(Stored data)
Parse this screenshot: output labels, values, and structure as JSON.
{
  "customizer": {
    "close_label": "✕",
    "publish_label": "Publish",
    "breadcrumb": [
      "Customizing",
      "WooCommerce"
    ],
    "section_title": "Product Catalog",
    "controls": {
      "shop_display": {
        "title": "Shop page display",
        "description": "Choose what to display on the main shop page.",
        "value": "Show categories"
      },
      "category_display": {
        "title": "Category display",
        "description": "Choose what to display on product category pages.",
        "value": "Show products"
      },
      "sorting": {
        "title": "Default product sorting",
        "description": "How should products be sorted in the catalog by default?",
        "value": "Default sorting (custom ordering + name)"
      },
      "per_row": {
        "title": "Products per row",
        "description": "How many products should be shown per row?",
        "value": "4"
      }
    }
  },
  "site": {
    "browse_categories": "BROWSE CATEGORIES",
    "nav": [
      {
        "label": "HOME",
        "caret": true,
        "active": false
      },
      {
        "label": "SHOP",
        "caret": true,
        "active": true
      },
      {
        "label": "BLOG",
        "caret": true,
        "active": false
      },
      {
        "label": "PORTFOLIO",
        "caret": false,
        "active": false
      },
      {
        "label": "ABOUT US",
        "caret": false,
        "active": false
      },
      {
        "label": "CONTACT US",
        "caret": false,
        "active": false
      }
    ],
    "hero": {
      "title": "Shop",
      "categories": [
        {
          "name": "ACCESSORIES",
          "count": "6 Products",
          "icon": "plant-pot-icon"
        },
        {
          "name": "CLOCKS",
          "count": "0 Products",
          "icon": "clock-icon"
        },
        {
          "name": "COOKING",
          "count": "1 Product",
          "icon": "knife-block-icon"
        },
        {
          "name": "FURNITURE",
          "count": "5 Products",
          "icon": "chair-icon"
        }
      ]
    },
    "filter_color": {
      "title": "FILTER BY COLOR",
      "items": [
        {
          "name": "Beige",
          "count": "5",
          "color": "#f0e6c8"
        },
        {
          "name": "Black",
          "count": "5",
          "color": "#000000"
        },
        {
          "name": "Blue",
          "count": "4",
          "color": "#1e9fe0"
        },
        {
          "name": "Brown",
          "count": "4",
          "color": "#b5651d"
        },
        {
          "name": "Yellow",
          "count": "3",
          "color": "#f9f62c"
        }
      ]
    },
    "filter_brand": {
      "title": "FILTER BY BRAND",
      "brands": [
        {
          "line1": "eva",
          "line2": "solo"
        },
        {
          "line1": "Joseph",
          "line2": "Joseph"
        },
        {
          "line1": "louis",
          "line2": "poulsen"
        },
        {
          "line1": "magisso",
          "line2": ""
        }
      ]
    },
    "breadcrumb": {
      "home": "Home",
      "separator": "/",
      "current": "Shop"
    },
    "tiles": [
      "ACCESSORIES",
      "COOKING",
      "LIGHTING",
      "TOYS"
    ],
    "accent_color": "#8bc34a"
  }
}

--

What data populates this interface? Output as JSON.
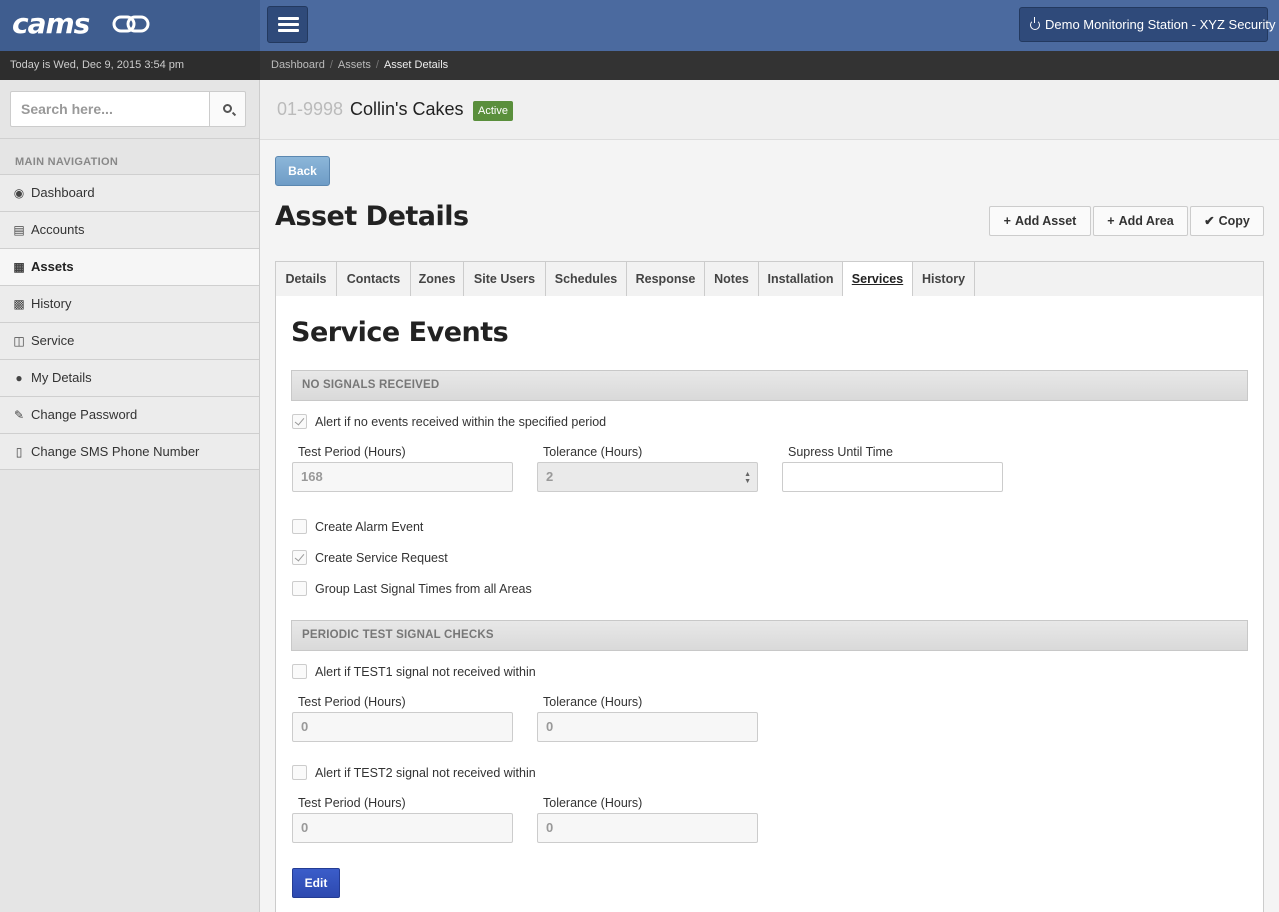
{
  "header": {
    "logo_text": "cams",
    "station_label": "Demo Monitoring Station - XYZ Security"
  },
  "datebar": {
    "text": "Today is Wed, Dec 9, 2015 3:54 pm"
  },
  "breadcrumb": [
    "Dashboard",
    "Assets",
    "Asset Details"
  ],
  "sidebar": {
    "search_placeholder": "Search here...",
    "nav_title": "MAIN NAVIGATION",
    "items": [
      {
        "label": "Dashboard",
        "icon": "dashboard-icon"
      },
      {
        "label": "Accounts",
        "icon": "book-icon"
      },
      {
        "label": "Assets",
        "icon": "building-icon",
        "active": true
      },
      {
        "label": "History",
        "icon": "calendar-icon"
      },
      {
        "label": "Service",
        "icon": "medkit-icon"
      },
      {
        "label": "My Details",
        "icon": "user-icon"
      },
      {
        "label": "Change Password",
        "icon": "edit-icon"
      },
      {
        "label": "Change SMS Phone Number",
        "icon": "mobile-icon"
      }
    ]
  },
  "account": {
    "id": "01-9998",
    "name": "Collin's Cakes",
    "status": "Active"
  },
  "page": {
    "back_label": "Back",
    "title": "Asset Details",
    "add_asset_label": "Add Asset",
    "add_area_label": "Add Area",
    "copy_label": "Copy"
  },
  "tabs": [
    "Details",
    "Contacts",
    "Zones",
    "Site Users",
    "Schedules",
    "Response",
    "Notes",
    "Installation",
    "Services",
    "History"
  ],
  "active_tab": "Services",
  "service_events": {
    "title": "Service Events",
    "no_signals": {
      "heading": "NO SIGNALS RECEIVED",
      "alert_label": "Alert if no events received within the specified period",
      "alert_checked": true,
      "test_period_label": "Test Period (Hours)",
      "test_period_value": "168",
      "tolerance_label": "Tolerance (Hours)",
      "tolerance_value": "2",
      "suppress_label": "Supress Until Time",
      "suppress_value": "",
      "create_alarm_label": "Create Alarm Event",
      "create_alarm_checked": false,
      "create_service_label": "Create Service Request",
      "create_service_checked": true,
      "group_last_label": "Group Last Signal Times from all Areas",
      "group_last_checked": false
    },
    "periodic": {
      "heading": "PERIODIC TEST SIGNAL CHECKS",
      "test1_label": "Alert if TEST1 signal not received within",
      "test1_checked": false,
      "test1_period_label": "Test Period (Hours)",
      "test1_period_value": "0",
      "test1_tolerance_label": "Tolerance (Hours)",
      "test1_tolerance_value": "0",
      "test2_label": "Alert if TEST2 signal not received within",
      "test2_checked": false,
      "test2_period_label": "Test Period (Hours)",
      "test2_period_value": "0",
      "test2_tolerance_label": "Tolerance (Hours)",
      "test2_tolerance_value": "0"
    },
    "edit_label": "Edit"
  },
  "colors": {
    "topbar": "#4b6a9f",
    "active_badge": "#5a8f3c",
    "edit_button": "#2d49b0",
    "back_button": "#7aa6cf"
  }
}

● Given request:
Look through the data and show every line containing "breadcrumb".

● Task answer:
    "breadcrumb": [
    "breadcrumb": {
  "breadcrumb": [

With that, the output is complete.